• Exercise description:
Reproduce every line in the listing that contains the word "ਦਫਤਰ".

'''

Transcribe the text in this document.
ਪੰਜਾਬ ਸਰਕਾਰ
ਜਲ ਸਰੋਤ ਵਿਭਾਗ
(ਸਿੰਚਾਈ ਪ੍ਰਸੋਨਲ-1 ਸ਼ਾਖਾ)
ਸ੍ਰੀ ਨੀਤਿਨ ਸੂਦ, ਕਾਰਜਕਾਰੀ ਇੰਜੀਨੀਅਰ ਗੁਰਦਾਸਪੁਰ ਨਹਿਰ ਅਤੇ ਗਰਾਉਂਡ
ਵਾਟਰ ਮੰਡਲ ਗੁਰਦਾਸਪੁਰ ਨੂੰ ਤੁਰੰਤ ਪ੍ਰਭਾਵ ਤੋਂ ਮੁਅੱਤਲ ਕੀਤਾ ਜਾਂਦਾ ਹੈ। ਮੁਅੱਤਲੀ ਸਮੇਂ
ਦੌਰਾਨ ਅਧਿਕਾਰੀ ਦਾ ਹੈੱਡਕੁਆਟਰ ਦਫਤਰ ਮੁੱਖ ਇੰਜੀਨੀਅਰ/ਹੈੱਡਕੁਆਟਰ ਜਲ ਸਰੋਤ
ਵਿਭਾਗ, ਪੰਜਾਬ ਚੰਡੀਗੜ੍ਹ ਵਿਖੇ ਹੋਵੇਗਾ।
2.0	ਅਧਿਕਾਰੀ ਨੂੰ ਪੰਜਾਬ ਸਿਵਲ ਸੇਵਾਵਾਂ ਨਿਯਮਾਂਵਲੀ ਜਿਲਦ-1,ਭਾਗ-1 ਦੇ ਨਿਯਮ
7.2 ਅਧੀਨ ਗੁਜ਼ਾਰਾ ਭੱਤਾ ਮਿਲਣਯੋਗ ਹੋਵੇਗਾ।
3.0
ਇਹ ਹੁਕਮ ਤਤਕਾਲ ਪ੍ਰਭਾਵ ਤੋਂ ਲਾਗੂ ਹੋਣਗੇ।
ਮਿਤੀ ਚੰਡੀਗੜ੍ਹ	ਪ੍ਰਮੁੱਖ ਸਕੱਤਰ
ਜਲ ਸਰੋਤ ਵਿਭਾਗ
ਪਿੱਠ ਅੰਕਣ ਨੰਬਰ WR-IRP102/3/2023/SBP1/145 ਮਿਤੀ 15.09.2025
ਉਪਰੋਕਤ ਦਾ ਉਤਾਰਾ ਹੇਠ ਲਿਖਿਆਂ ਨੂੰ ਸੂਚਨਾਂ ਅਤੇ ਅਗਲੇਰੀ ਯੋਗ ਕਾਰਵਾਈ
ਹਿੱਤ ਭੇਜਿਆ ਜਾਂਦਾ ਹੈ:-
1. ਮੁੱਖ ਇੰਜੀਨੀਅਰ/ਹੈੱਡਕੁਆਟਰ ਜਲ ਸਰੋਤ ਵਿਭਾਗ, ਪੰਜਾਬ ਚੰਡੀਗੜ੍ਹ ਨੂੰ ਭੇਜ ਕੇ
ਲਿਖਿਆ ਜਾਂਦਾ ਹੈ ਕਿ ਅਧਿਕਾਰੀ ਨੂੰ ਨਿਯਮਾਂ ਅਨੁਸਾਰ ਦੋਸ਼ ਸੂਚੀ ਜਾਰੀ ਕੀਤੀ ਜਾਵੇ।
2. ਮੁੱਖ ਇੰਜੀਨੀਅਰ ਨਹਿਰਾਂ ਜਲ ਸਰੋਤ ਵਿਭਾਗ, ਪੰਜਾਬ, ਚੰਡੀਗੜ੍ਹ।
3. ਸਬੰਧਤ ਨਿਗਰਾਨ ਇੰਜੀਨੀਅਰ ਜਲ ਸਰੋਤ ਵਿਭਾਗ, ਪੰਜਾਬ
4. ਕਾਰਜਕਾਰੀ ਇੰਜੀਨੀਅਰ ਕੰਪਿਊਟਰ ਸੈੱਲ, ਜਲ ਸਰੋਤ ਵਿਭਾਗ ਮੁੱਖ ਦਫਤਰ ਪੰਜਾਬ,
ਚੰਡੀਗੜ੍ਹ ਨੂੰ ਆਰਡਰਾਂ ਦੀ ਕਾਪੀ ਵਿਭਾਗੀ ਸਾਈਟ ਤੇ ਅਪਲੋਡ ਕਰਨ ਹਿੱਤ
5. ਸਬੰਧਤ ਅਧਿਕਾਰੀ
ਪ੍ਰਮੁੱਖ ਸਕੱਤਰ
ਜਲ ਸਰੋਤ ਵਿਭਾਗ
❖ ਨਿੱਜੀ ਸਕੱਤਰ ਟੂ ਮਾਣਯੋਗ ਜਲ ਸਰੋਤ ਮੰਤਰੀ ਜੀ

'''

• Worked answer:
ਦੌਰਾਨ ਅਧਿਕਾਰੀ ਦਾ ਹੈੱਡਕੁਆਟਰ ਦਫਤਰ ਮੁੱਖ ਇੰਜੀਨੀਅਰ/ਹੈੱਡਕੁਆਟਰ ਜਲ ਸਰੋਤ
4. ਕਾਰਜਕਾਰੀ ਇੰਜੀਨੀਅਰ ਕੰਪਿਊਟਰ ਸੈੱਲ, ਜਲ ਸਰੋਤ ਵਿਭਾਗ ਮੁੱਖ ਦਫਤਰ ਪੰਜਾਬ,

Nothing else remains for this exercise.